Copy out the records from their first line down to and including the line that contains "colorbar-swatch — [1145, 638, 1163, 669]", reproducing each line without any change.

Data extracted from a collection
— Start —

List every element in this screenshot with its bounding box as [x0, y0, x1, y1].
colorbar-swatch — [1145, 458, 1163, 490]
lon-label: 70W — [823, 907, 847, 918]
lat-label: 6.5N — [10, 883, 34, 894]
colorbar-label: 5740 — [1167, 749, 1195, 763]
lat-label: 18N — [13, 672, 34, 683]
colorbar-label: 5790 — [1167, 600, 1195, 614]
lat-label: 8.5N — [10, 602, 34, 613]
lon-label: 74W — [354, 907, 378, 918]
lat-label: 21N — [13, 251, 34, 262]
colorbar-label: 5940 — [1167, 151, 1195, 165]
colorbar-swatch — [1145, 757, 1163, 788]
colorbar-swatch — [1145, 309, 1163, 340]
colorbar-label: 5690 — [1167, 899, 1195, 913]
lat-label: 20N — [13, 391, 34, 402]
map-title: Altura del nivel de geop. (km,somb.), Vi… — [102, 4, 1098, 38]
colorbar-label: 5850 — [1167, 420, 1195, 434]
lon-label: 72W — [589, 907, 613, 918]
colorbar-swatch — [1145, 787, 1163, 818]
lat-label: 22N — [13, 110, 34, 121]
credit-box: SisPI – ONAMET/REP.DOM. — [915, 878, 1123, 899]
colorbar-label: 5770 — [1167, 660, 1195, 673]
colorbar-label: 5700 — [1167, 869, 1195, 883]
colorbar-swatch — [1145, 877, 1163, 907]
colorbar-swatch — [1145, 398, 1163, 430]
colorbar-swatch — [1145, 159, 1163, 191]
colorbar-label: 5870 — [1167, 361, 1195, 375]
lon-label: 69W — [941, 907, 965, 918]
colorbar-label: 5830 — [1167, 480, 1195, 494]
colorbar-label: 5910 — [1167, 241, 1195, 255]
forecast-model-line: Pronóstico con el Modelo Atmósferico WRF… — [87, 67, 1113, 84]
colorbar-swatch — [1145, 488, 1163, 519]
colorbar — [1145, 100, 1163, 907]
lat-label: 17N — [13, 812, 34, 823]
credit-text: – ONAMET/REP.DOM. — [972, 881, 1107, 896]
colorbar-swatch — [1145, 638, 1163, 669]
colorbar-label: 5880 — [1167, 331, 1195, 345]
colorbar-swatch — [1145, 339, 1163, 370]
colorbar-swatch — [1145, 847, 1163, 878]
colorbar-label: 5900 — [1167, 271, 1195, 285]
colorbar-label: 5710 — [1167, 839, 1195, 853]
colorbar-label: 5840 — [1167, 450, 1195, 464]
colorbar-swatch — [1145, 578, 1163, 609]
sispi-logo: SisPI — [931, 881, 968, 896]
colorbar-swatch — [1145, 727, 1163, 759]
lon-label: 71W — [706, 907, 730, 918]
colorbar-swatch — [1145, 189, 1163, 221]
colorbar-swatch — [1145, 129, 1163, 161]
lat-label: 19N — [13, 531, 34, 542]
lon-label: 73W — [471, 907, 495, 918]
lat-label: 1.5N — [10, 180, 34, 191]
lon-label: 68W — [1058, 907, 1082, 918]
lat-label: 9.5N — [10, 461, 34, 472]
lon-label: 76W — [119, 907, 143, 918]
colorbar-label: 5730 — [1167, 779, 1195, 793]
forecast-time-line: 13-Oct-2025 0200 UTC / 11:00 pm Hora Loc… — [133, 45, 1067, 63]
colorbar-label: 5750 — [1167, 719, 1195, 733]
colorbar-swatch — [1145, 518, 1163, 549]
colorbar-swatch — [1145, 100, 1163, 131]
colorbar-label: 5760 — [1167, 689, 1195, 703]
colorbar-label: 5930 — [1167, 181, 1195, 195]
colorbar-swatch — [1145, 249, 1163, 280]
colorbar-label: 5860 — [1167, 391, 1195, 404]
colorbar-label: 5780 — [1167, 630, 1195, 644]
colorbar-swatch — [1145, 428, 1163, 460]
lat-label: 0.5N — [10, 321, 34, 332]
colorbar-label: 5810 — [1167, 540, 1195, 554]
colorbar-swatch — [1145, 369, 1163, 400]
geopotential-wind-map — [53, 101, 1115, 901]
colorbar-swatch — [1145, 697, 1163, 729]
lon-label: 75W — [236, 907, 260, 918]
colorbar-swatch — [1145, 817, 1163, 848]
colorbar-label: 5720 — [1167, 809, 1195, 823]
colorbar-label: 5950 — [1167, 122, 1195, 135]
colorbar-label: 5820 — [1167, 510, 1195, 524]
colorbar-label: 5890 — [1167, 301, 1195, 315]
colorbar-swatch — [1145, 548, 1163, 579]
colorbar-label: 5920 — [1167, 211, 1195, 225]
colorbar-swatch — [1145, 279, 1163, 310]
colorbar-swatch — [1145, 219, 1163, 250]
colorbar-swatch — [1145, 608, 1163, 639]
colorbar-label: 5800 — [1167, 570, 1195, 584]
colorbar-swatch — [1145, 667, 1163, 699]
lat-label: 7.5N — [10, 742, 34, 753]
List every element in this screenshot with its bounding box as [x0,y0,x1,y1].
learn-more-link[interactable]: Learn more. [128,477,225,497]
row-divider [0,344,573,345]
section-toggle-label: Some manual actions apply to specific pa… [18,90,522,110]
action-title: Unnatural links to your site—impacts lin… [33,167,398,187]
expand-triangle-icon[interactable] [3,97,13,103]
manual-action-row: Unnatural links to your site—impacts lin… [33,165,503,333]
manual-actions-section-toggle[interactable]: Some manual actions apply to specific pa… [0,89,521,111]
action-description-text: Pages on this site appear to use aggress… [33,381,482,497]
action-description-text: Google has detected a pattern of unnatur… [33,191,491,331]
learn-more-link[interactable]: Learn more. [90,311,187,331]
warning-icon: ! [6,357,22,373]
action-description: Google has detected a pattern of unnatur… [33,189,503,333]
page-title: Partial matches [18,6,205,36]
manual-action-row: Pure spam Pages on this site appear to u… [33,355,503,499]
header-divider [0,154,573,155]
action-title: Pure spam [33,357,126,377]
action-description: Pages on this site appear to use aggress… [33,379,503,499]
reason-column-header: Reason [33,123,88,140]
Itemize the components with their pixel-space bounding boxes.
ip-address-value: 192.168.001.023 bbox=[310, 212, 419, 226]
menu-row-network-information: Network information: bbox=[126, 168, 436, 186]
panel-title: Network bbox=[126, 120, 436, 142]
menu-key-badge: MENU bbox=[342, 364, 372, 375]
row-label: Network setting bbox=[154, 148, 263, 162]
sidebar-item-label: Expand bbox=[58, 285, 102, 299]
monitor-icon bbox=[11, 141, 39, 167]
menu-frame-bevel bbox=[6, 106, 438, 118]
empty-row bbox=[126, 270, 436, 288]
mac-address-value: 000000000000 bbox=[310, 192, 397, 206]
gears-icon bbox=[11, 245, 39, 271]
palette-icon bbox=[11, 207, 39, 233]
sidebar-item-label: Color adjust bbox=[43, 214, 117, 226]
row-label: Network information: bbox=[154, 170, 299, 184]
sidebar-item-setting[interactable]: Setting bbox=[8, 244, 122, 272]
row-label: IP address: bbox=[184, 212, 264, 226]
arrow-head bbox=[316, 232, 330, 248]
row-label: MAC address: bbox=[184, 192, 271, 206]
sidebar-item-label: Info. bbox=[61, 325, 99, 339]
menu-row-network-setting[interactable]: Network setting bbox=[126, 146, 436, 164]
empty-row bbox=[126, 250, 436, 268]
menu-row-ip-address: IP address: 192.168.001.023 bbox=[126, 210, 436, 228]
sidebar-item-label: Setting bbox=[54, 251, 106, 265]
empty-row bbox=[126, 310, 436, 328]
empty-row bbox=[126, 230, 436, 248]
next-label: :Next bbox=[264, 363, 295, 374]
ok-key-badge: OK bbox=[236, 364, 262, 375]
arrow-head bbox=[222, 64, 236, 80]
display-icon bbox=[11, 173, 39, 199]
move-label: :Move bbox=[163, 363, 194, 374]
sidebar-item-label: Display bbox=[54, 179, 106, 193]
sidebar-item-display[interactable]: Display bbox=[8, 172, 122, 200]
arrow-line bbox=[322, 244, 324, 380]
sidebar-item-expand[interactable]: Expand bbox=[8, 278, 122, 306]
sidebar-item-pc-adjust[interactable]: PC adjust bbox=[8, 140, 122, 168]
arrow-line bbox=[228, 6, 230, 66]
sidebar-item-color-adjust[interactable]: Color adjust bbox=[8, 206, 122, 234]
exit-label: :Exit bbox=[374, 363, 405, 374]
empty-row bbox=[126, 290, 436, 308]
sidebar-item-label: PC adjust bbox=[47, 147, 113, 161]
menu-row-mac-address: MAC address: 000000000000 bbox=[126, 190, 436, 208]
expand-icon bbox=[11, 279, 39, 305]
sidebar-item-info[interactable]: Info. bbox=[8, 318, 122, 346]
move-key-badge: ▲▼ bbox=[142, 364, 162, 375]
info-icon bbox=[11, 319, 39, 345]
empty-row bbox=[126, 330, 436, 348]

— End —

_TASK RESULT_
List every element in this screenshot with its bounding box as [x0, y0, x1, y1].
colorbar-swatch — [1145, 458, 1163, 490]
lon-label: 70W — [823, 907, 847, 918]
lat-label: 6.5N — [10, 883, 34, 894]
colorbar-label: 5740 — [1167, 749, 1195, 763]
lat-label: 18N — [13, 672, 34, 683]
colorbar-label: 5790 — [1167, 600, 1195, 614]
lat-label: 8.5N — [10, 602, 34, 613]
lon-label: 74W — [354, 907, 378, 918]
lat-label: 21N — [13, 251, 34, 262]
colorbar-label: 5940 — [1167, 151, 1195, 165]
colorbar-swatch — [1145, 757, 1163, 788]
colorbar-swatch — [1145, 309, 1163, 340]
colorbar-label: 5690 — [1167, 899, 1195, 913]
lat-label: 20N — [13, 391, 34, 402]
map-title: Altura del nivel de geop. (km,somb.), Vi… — [102, 4, 1098, 38]
colorbar-label: 5850 — [1167, 420, 1195, 434]
lon-label: 72W — [589, 907, 613, 918]
colorbar-swatch — [1145, 787, 1163, 818]
lat-label: 22N — [13, 110, 34, 121]
credit-box: SisPI – ONAMET/REP.DOM. — [915, 878, 1123, 899]
colorbar-label: 5770 — [1167, 660, 1195, 673]
colorbar-label: 5700 — [1167, 869, 1195, 883]
colorbar-swatch — [1145, 877, 1163, 907]
colorbar-swatch — [1145, 398, 1163, 430]
colorbar-swatch — [1145, 159, 1163, 191]
colorbar-label: 5870 — [1167, 361, 1195, 375]
lon-label: 69W — [941, 907, 965, 918]
colorbar-label: 5830 — [1167, 480, 1195, 494]
colorbar-label: 5910 — [1167, 241, 1195, 255]
forecast-model-line: Pronóstico con el Modelo Atmósferico WRF… — [87, 67, 1113, 84]
colorbar-swatch — [1145, 488, 1163, 519]
colorbar — [1145, 100, 1163, 907]
lat-label: 17N — [13, 812, 34, 823]
credit-text: – ONAMET/REP.DOM. — [972, 881, 1107, 896]
colorbar-swatch — [1145, 638, 1163, 669]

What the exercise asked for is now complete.